** START OF Exercise input **
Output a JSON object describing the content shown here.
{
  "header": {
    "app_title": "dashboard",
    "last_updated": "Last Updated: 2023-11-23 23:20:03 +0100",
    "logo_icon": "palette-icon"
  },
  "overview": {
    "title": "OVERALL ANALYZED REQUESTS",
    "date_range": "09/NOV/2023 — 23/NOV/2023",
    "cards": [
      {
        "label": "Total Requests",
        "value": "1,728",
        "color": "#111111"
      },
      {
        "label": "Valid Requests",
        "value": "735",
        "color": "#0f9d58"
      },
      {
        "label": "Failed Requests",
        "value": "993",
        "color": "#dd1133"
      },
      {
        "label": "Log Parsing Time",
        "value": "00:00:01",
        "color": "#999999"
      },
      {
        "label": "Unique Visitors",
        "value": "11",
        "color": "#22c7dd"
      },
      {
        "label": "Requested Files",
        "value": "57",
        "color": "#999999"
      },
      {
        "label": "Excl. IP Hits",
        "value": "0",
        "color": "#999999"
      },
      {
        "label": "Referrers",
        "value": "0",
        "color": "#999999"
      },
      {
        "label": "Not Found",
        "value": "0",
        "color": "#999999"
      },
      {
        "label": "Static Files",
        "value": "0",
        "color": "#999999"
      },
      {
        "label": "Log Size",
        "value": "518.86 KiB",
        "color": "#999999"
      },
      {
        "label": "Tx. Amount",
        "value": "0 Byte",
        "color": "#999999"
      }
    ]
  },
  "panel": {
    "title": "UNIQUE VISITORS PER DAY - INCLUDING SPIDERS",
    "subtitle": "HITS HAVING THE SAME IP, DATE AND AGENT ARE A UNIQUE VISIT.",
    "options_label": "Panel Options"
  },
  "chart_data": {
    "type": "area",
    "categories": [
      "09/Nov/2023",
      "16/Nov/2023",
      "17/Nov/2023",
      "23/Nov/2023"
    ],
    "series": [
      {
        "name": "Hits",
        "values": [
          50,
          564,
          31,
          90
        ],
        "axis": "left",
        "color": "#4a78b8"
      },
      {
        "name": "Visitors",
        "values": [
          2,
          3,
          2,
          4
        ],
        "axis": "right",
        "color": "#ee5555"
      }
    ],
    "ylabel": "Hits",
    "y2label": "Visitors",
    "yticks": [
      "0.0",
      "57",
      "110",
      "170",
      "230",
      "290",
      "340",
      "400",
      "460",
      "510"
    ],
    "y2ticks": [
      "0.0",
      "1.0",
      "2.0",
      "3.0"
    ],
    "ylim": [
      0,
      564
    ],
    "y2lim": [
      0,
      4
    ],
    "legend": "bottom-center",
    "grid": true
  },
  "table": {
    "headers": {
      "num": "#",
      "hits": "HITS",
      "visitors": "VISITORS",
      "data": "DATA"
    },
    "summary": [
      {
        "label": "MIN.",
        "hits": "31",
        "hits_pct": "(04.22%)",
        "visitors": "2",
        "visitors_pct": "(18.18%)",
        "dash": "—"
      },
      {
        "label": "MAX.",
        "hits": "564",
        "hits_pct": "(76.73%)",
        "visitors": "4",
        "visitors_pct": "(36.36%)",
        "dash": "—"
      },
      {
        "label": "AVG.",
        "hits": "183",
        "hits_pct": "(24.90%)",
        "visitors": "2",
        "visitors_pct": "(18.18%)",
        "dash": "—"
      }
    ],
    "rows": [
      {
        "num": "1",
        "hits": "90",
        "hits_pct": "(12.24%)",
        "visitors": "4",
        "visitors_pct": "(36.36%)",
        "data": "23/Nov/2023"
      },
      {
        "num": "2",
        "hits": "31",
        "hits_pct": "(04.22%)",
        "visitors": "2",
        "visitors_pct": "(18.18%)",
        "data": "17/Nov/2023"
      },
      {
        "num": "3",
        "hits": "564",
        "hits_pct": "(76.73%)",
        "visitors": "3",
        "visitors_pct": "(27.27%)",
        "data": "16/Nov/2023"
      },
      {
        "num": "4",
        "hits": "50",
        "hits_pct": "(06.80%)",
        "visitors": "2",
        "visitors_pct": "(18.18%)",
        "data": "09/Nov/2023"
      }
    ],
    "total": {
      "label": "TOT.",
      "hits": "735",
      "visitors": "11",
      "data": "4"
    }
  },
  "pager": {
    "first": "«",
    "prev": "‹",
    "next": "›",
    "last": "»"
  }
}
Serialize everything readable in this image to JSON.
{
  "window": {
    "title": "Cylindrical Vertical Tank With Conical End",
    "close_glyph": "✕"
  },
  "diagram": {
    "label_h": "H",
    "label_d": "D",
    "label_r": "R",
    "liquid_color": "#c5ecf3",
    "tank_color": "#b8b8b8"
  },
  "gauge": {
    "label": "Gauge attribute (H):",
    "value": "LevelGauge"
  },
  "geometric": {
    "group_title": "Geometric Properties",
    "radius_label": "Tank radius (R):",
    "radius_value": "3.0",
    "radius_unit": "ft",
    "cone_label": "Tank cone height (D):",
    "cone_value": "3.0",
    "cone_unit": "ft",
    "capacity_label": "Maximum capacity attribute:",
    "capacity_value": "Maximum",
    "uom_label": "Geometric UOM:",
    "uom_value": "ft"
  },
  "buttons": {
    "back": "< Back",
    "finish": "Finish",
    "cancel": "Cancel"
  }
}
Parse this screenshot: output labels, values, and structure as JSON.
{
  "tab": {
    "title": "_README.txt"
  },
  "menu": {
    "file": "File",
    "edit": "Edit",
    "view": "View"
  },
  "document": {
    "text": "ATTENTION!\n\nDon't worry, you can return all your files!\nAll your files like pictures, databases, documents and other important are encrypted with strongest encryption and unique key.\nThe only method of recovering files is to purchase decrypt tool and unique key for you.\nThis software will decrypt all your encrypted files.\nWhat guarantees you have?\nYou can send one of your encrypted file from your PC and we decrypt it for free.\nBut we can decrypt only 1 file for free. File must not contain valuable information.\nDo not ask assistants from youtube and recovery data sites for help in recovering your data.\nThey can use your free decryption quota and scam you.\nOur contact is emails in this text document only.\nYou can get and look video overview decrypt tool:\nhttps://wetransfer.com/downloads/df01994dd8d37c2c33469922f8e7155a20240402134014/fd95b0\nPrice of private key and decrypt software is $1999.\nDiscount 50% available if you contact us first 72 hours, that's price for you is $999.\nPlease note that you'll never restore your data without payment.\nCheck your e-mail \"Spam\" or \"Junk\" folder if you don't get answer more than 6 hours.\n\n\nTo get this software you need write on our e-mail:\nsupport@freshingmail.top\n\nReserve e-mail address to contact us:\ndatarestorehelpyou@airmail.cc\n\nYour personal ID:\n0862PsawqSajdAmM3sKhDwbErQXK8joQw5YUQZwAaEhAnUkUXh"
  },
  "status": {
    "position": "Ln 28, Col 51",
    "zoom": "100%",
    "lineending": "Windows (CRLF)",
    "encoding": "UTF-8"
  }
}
** END OF Exercise input **
Job:
All of the entries above should be written out again exactly.

Exercise output:
Output a JSON object describing the content shown here.
{
  "header": {
    "app_title": "dashboard",
    "last_updated": "Last Updated: 2023-11-23 23:20:03 +0100",
    "logo_icon": "palette-icon"
  },
  "overview": {
    "title": "OVERALL ANALYZED REQUESTS",
    "date_range": "09/NOV/2023 — 23/NOV/2023",
    "cards": [
      {
        "label": "Total Requests",
        "value": "1,728",
        "color": "#111111"
      },
      {
        "label": "Valid Requests",
        "value": "735",
        "color": "#0f9d58"
      },
      {
        "label": "Failed Requests",
        "value": "993",
        "color": "#dd1133"
      },
      {
        "label": "Log Parsing Time",
        "value": "00:00:01",
        "color": "#999999"
      },
      {
        "label": "Unique Visitors",
        "value": "11",
        "color": "#22c7dd"
      },
      {
        "label": "Requested Files",
        "value": "57",
        "color": "#999999"
      },
      {
        "label": "Excl. IP Hits",
        "value": "0",
        "color": "#999999"
      },
      {
        "label": "Referrers",
        "value": "0",
        "color": "#999999"
      },
      {
        "label": "Not Found",
        "value": "0",
        "color": "#999999"
      },
      {
        "label": "Static Files",
        "value": "0",
        "color": "#999999"
      },
      {
        "label": "Log Size",
        "value": "518.86 KiB",
        "color": "#999999"
      },
      {
        "label": "Tx. Amount",
        "value": "0 Byte",
        "color": "#999999"
      }
    ]
  },
  "panel": {
    "title": "UNIQUE VISITORS PER DAY - INCLUDING SPIDERS",
    "subtitle": "HITS HAVING THE SAME IP, DATE AND AGENT ARE A UNIQUE VISIT.",
    "options_label": "Panel Options"
  },
  "chart_data": {
    "type": "area",
    "categories": [
      "09/Nov/2023",
      "16/Nov/2023",
      "17/Nov/2023",
      "23/Nov/2023"
    ],
    "series": [
      {
        "name": "Hits",
        "values": [
          50,
          564,
          31,
          90
        ],
        "axis": "left",
        "color": "#4a78b8"
      },
      {
        "name": "Visitors",
        "values": [
          2,
          3,
          2,
          4
        ],
        "axis": "right",
        "color": "#ee5555"
      }
    ],
    "ylabel": "Hits",
    "y2label": "Visitors",
    "yticks": [
      "0.0",
      "57",
      "110",
      "170",
      "230",
      "290",
      "340",
      "400",
      "460",
      "510"
    ],
    "y2ticks": [
      "0.0",
      "1.0",
      "2.0",
      "3.0"
    ],
    "ylim": [
      0,
      564
    ],
    "y2lim": [
      0,
      4
    ],
    "legend": "bottom-center",
    "grid": true
  },
  "table": {
    "headers": {
      "num": "#",
      "hits": "HITS",
      "visitors": "VISITORS",
      "data": "DATA"
    },
    "summary": [
      {
        "label": "MIN.",
        "hits": "31",
        "hits_pct": "(04.22%)",
        "visitors": "2",
        "visitors_pct": "(18.18%)",
        "dash": "—"
      },
      {
        "label": "MAX.",
        "hits": "564",
        "hits_pct": "(76.73%)",
        "visitors": "4",
        "visitors_pct": "(36.36%)",
        "dash": "—"
      },
      {
        "label": "AVG.",
        "hits": "183",
        "hits_pct": "(24.90%)",
        "visitors": "2",
        "visitors_pct": "(18.18%)",
        "dash": "—"
      }
    ],
    "rows": [
      {
        "num": "1",
        "hits": "90",
        "hits_pct": "(12.24%)",
        "visitors": "4",
        "visitors_pct": "(36.36%)",
        "data": "23/Nov/2023"
      },
      {
        "num": "2",
        "hits": "31",
        "hits_pct": "(04.22%)",
        "visitors": "2",
        "visitors_pct": "(18.18%)",
        "data": "17/Nov/2023"
      },
      {
        "num": "3",
        "hits": "564",
        "hits_pct": "(76.73%)",
        "visitors": "3",
        "visitors_pct": "(27.27%)",
        "data": "16/Nov/2023"
      },
      {
        "num": "4",
        "hits": "50",
        "hits_pct": "(06.80%)",
        "visitors": "2",
        "visitors_pct": "(18.18%)",
        "data": "09/Nov/2023"
      }
    ],
    "total": {
      "label": "TOT.",
      "hits": "735",
      "visitors": "11",
      "data": "4"
    }
  },
  "pager": {
    "first": "«",
    "prev": "‹",
    "next": "›",
    "last": "»"
  }
}
Serialize everything readable in this image to JSON.
{
  "window": {
    "title": "Cylindrical Vertical Tank With Conical End",
    "close_glyph": "✕"
  },
  "diagram": {
    "label_h": "H",
    "label_d": "D",
    "label_r": "R",
    "liquid_color": "#c5ecf3",
    "tank_color": "#b8b8b8"
  },
  "gauge": {
    "label": "Gauge attribute (H):",
    "value": "LevelGauge"
  },
  "geometric": {
    "group_title": "Geometric Properties",
    "radius_label": "Tank radius (R):",
    "radius_value": "3.0",
    "radius_unit": "ft",
    "cone_label": "Tank cone height (D):",
    "cone_value": "3.0",
    "cone_unit": "ft",
    "capacity_label": "Maximum capacity attribute:",
    "capacity_value": "Maximum",
    "uom_label": "Geometric UOM:",
    "uom_value": "ft"
  },
  "buttons": {
    "back": "< Back",
    "finish": "Finish",
    "cancel": "Cancel"
  }
}
Parse this screenshot: output labels, values, and structure as JSON.
{
  "tab": {
    "title": "_README.txt"
  },
  "menu": {
    "file": "File",
    "edit": "Edit",
    "view": "View"
  },
  "document": {
    "text": "ATTENTION!\n\nDon't worry, you can return all your files!\nAll your files like pictures, databases, documents and other important are encrypted with strongest encryption and unique key.\nThe only method of recovering files is to purchase decrypt tool and unique key for you.\nThis software will decrypt all your encrypted files.\nWhat guarantees you have?\nYou can send one of your encrypted file from your PC and we decrypt it for free.\nBut we can decrypt only 1 file for free. File must not contain valuable information.\nDo not ask assistants from youtube and recovery data sites for help in recovering your data.\nThey can use your free decryption quota and scam you.\nOur contact is emails in this text document only.\nYou can get and look video overview decrypt tool:\nhttps://wetransfer.com/downloads/df01994dd8d37c2c33469922f8e7155a20240402134014/fd95b0\nPrice of private key and decrypt software is $1999.\nDiscount 50% available if you contact us first 72 hours, that's price for you is $999.\nPlease note that you'll never restore your data without payment.\nCheck your e-mail \"Spam\" or \"Junk\" folder if you don't get answer more than 6 hours.\n\n\nTo get this software you need write on our e-mail:\nsupport@freshingmail.top\n\nReserve e-mail address to contact us:\ndatarestorehelpyou@airmail.cc\n\nYour personal ID:\n0862PsawqSajdAmM3sKhDwbErQXK8joQw5YUQZwAaEhAnUkUXh"
  },
  "status": {
    "position": "Ln 28, Col 51",
    "zoom": "100%",
    "lineending": "Windows (CRLF)",
    "encoding": "UTF-8"
  }
}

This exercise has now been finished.